··· Input rows ···

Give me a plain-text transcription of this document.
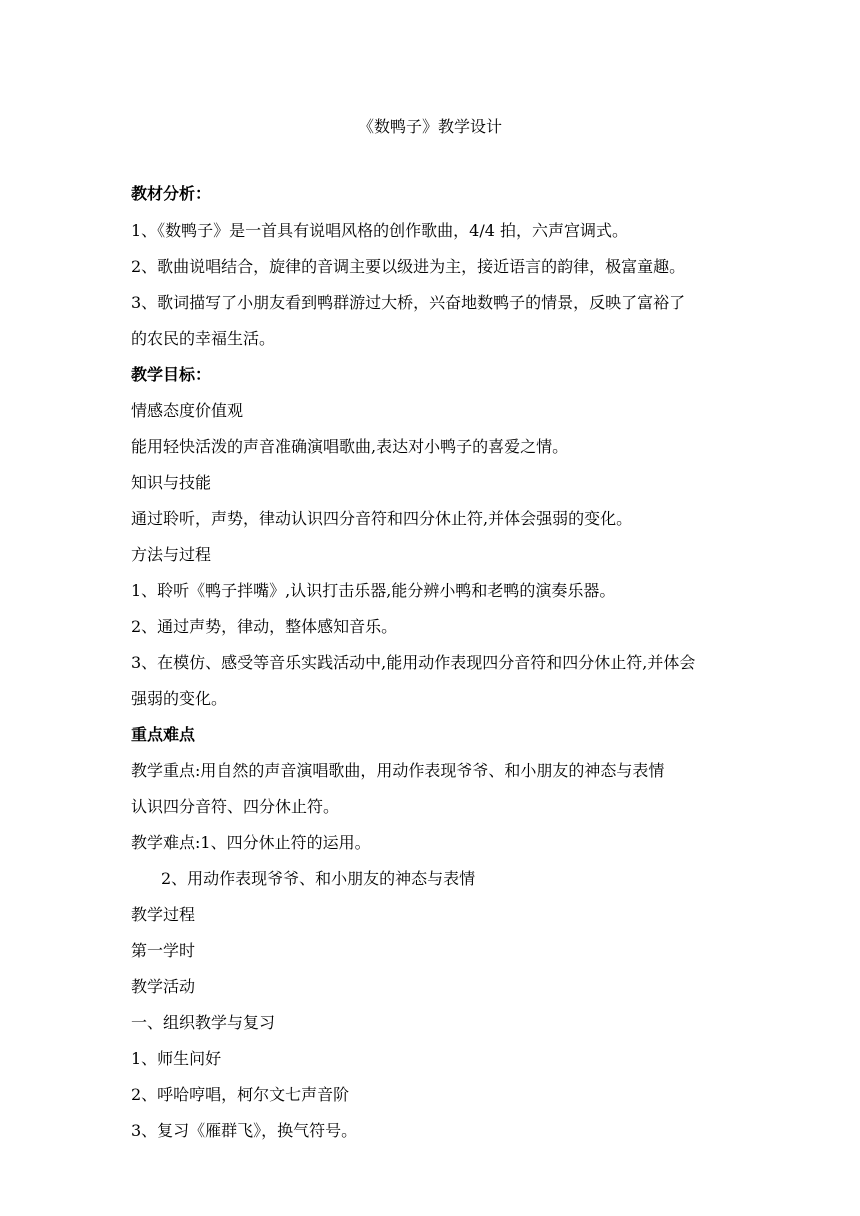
《数鸭子》教学设计
教材分析：
1、《数鸭子》是一首具有说唱风格的创作歌曲，4/4 拍，六声宫调式。
2、歌曲说唱结合，旋律的音调主要以级进为主，接近语言的韵律，极富童趣。
3、歌词描写了小朋友看到鸭群游过大桥，兴奋地数鸭子的情景，反映了富裕了
的农民的幸福生活。
教学目标：
情感态度价值观
能用轻快活泼的声音准确演唱歌曲,表达对小鸭子的喜爱之情。
知识与技能
通过聆听，声势，律动认识四分音符和四分休止符,并体会强弱的变化。
方法与过程
1、聆听《鸭子拌嘴》,认识打击乐器,能分辨小鸭和老鸭的演奏乐器。
2、通过声势，律动，整体感知音乐。
3、在模仿、感受等音乐实践活动中,能用动作表现四分音符和四分休止符,并体会
强弱的变化。
重点难点
教学重点:用自然的声音演唱歌曲，用动作表现爷爷、和小朋友的神态与表情
认识四分音符、四分休止符。
教学难点:1、四分休止符的运用。
2、用动作表现爷爷、和小朋友的神态与表情
教学过程
第一学时
教学活动
一、组织教学与复习
1、师生问好
2、呼哈哼唱，柯尔文七声音阶
3、复习《雁群飞》，换气符号。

···

All records should be output exactly, with the pictures left out.

• **Correct answer**:
Give me a plain-text transcription of this document.
《数鸭子》教学设计
教材分析：
1、《数鸭子》是一首具有说唱风格的创作歌曲，4/4 拍，六声宫调式。
2、歌曲说唱结合，旋律的音调主要以级进为主，接近语言的韵律，极富童趣。
3、歌词描写了小朋友看到鸭群游过大桥，兴奋地数鸭子的情景，反映了富裕了
的农民的幸福生活。
教学目标：
情感态度价值观
能用轻快活泼的声音准确演唱歌曲,表达对小鸭子的喜爱之情。
知识与技能
通过聆听，声势，律动认识四分音符和四分休止符,并体会强弱的变化。
方法与过程
1、聆听《鸭子拌嘴》,认识打击乐器,能分辨小鸭和老鸭的演奏乐器。
2、通过声势，律动，整体感知音乐。
3、在模仿、感受等音乐实践活动中,能用动作表现四分音符和四分休止符,并体会
强弱的变化。
重点难点
教学重点:用自然的声音演唱歌曲，用动作表现爷爷、和小朋友的神态与表情
认识四分音符、四分休止符。
教学难点:1、四分休止符的运用。
2、用动作表现爷爷、和小朋友的神态与表情
教学过程
第一学时
教学活动
一、组织教学与复习
1、师生问好
2、呼哈哼唱，柯尔文七声音阶
3、复习《雁群飞》，换气符号。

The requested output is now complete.